Given request
Repeat every line of the material, character for character.

-- start of Rows --

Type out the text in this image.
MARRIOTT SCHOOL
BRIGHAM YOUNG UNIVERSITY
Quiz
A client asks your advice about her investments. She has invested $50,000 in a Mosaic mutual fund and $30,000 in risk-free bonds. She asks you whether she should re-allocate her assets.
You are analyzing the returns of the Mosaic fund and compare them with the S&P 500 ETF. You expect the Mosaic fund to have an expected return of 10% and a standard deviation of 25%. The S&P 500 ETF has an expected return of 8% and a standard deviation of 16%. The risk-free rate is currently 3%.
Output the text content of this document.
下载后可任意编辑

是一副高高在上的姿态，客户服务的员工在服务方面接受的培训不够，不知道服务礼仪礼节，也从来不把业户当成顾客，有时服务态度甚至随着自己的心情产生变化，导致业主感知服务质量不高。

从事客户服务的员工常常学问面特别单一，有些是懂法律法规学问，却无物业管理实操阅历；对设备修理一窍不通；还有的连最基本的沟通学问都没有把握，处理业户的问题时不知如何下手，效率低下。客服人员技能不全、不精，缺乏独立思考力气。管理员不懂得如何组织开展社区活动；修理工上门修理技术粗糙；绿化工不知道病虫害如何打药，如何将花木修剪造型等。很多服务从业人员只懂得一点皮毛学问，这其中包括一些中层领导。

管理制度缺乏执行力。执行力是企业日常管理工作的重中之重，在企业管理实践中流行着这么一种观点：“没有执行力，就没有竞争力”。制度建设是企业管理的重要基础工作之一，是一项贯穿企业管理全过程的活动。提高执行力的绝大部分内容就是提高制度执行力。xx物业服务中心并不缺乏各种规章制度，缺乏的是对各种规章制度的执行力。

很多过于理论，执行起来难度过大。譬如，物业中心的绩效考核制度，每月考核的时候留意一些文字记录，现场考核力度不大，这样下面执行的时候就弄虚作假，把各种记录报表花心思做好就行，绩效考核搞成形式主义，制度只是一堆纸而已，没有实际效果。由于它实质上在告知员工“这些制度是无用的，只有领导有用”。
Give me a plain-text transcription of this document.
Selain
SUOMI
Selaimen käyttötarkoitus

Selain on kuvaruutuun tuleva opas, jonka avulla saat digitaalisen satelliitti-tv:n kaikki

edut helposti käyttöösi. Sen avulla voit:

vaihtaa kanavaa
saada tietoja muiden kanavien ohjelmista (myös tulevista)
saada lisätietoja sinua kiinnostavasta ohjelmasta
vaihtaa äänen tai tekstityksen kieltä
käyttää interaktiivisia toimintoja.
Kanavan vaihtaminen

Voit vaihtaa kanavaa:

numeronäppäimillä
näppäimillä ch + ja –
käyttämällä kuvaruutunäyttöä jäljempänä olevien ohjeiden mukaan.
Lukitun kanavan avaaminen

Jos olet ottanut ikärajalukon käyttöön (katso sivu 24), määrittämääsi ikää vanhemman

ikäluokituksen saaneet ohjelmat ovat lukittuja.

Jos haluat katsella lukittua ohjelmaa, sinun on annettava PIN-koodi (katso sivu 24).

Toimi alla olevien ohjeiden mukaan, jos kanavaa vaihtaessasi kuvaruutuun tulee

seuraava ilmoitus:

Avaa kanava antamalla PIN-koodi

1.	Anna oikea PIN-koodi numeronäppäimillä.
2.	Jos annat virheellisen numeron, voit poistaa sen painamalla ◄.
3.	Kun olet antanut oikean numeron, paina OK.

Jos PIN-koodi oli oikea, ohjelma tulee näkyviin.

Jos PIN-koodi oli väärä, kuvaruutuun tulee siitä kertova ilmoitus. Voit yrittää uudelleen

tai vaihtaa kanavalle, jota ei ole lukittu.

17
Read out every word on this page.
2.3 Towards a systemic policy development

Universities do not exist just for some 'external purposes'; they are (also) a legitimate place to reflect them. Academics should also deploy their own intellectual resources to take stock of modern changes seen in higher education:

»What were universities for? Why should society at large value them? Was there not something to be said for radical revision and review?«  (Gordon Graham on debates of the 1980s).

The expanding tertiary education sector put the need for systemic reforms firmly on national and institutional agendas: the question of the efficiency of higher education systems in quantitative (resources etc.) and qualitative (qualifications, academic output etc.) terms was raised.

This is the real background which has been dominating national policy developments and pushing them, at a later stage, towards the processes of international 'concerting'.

-- end of Rows --

Correct answer
Type out the text in this image.
MARRIOTT SCHOOL
BRIGHAM YOUNG UNIVERSITY
Quiz
A client asks your advice about her investments. She has invested $50,000 in a Mosaic mutual fund and $30,000 in risk-free bonds. She asks you whether she should re-allocate her assets.
You are analyzing the returns of the Mosaic fund and compare them with the S&P 500 ETF. You expect the Mosaic fund to have an expected return of 10% and a standard deviation of 25%. The S&P 500 ETF has an expected return of 8% and a standard deviation of 16%. The risk-free rate is currently 3%.
Output the text content of this document.
下载后可任意编辑

是一副高高在上的姿态，客户服务的员工在服务方面接受的培训不够，不知道服务礼仪礼节，也从来不把业户当成顾客，有时服务态度甚至随着自己的心情产生变化，导致业主感知服务质量不高。

从事客户服务的员工常常学问面特别单一，有些是懂法律法规学问，却无物业管理实操阅历；对设备修理一窍不通；还有的连最基本的沟通学问都没有把握，处理业户的问题时不知如何下手，效率低下。客服人员技能不全、不精，缺乏独立思考力气。管理员不懂得如何组织开展社区活动；修理工上门修理技术粗糙；绿化工不知道病虫害如何打药，如何将花木修剪造型等。很多服务从业人员只懂得一点皮毛学问，这其中包括一些中层领导。

管理制度缺乏执行力。执行力是企业日常管理工作的重中之重，在企业管理实践中流行着这么一种观点：“没有执行力，就没有竞争力”。制度建设是企业管理的重要基础工作之一，是一项贯穿企业管理全过程的活动。提高执行力的绝大部分内容就是提高制度执行力。xx物业服务中心并不缺乏各种规章制度，缺乏的是对各种规章制度的执行力。

很多过于理论，执行起来难度过大。譬如，物业中心的绩效考核制度，每月考核的时候留意一些文字记录，现场考核力度不大，这样下面执行的时候就弄虚作假，把各种记录报表花心思做好就行，绩效考核搞成形式主义，制度只是一堆纸而已，没有实际效果。由于它实质上在告知员工“这些制度是无用的，只有领导有用”。
Give me a plain-text transcription of this document.
Selain
SUOMI
Selaimen käyttötarkoitus

Selain on kuvaruutuun tuleva opas, jonka avulla saat digitaalisen satelliitti-tv:n kaikki

edut helposti käyttöösi. Sen avulla voit:

vaihtaa kanavaa
saada tietoja muiden kanavien ohjelmista (myös tulevista)
saada lisätietoja sinua kiinnostavasta ohjelmasta
vaihtaa äänen tai tekstityksen kieltä
käyttää interaktiivisia toimintoja.
Kanavan vaihtaminen

Voit vaihtaa kanavaa:

numeronäppäimillä
näppäimillä ch + ja –
käyttämällä kuvaruutunäyttöä jäljempänä olevien ohjeiden mukaan.
Lukitun kanavan avaaminen

Jos olet ottanut ikärajalukon käyttöön (katso sivu 24), määrittämääsi ikää vanhemman

ikäluokituksen saaneet ohjelmat ovat lukittuja.

Jos haluat katsella lukittua ohjelmaa, sinun on annettava PIN-koodi (katso sivu 24).

Toimi alla olevien ohjeiden mukaan, jos kanavaa vaihtaessasi kuvaruutuun tulee

seuraava ilmoitus:

Avaa kanava antamalla PIN-koodi

1.	Anna oikea PIN-koodi numeronäppäimillä.
2.	Jos annat virheellisen numeron, voit poistaa sen painamalla ◄.
3.	Kun olet antanut oikean numeron, paina OK.

Jos PIN-koodi oli oikea, ohjelma tulee näkyviin.

Jos PIN-koodi oli väärä, kuvaruutuun tulee siitä kertova ilmoitus. Voit yrittää uudelleen

tai vaihtaa kanavalle, jota ei ole lukittu.

17
Read out every word on this page.
2.3 Towards a systemic policy development

Universities do not exist just for some 'external purposes'; they are (also) a legitimate place to reflect them. Academics should also deploy their own intellectual resources to take stock of modern changes seen in higher education:

»What were universities for? Why should society at large value them? Was there not something to be said for radical revision and review?«  (Gordon Graham on debates of the 1980s).

The expanding tertiary education sector put the need for systemic reforms firmly on national and institutional agendas: the question of the efficiency of higher education systems in quantitative (resources etc.) and qualitative (qualifications, academic output etc.) terms was raised.

This is the real background which has been dominating national policy developments and pushing them, at a later stage, towards the processes of international 'concerting'.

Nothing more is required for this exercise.